▸ **Exercise materials**
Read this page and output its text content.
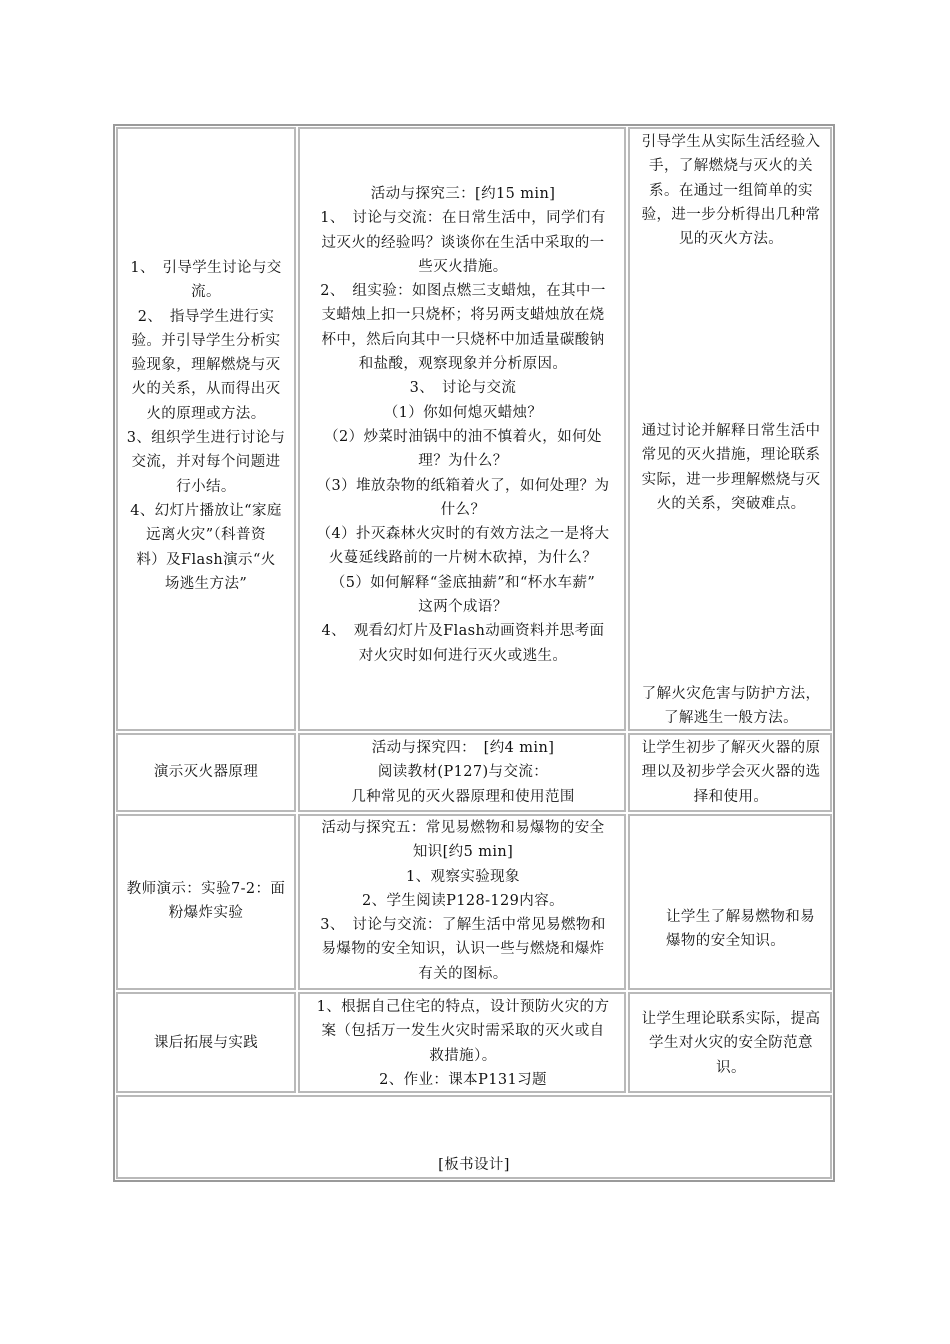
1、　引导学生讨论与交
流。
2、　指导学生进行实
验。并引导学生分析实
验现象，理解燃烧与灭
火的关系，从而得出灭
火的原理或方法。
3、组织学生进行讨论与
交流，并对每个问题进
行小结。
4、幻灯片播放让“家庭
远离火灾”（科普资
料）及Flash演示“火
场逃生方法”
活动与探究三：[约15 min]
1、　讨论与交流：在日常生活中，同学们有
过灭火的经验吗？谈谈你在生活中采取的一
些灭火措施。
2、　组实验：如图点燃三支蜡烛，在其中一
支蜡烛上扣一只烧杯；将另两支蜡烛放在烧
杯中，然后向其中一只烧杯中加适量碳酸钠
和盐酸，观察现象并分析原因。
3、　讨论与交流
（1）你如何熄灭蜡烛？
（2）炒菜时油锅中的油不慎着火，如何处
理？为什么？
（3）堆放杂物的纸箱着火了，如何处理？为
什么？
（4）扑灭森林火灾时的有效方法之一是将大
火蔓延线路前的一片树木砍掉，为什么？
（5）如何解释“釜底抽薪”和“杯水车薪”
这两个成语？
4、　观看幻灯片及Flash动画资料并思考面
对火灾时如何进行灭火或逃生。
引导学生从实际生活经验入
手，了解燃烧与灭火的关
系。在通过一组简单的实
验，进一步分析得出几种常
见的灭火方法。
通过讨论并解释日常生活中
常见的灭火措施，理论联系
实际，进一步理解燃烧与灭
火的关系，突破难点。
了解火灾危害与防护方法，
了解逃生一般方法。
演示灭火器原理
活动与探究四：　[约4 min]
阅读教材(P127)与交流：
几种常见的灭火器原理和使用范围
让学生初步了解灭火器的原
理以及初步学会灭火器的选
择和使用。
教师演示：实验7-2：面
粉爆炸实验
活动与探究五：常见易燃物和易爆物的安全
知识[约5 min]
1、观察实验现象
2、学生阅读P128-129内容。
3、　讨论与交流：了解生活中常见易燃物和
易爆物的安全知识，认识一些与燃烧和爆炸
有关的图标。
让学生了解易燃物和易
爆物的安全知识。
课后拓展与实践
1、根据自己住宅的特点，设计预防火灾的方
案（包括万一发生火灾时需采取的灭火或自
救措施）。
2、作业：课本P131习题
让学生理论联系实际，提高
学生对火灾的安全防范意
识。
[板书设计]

* * *

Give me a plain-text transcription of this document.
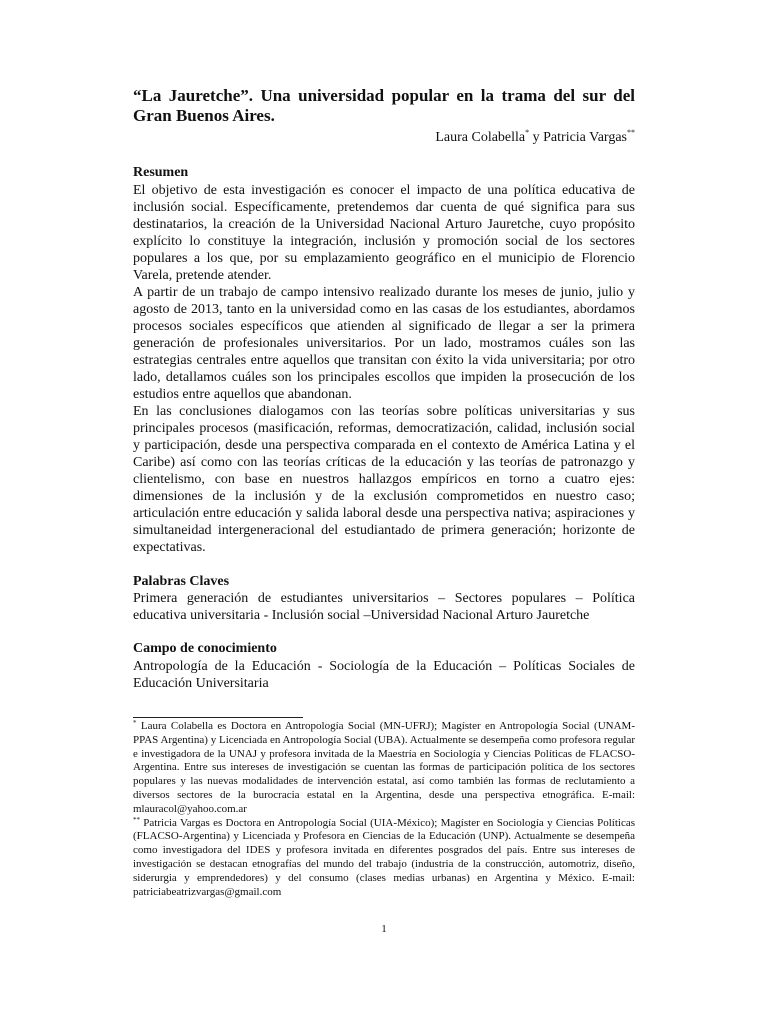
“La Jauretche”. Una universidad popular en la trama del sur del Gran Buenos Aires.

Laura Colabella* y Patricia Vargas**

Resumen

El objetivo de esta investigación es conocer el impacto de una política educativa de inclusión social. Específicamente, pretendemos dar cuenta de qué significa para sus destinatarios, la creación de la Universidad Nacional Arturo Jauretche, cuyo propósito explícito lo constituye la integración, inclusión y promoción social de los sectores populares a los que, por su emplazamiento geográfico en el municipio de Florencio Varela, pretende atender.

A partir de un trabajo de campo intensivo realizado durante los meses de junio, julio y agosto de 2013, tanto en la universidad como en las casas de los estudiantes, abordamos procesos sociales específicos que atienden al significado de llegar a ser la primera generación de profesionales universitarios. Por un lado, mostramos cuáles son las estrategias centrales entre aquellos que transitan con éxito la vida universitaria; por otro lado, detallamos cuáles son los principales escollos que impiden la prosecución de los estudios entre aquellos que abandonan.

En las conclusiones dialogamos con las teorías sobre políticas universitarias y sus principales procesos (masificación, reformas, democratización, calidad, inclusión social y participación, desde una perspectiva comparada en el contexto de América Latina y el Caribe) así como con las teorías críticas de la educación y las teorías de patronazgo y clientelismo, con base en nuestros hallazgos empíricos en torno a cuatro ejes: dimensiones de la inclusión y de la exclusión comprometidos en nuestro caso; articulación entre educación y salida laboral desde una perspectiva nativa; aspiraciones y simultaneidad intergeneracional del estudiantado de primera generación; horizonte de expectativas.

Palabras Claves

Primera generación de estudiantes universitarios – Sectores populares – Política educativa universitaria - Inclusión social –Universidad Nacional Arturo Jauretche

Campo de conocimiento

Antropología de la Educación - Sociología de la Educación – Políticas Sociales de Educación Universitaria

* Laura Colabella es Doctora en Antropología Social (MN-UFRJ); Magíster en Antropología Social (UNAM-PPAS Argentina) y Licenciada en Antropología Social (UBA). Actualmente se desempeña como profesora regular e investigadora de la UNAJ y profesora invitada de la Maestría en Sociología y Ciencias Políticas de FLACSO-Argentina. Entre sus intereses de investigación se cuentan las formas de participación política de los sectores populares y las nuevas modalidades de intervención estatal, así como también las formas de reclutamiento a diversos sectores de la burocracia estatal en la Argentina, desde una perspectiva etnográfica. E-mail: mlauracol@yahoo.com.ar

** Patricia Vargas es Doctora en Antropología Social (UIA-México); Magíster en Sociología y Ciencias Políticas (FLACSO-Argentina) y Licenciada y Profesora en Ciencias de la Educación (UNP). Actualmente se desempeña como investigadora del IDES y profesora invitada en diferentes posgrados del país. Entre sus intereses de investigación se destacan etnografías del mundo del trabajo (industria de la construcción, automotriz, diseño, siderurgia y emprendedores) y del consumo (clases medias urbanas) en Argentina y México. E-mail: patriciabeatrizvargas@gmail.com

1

▸ **The exercise**
Select every line of the records holding the string "讨论与交流".

▸ **Reply**
1、　讨论与交流：在日常生活中，同学们有
3、　讨论与交流
3、　讨论与交流：了解生活中常见易燃物和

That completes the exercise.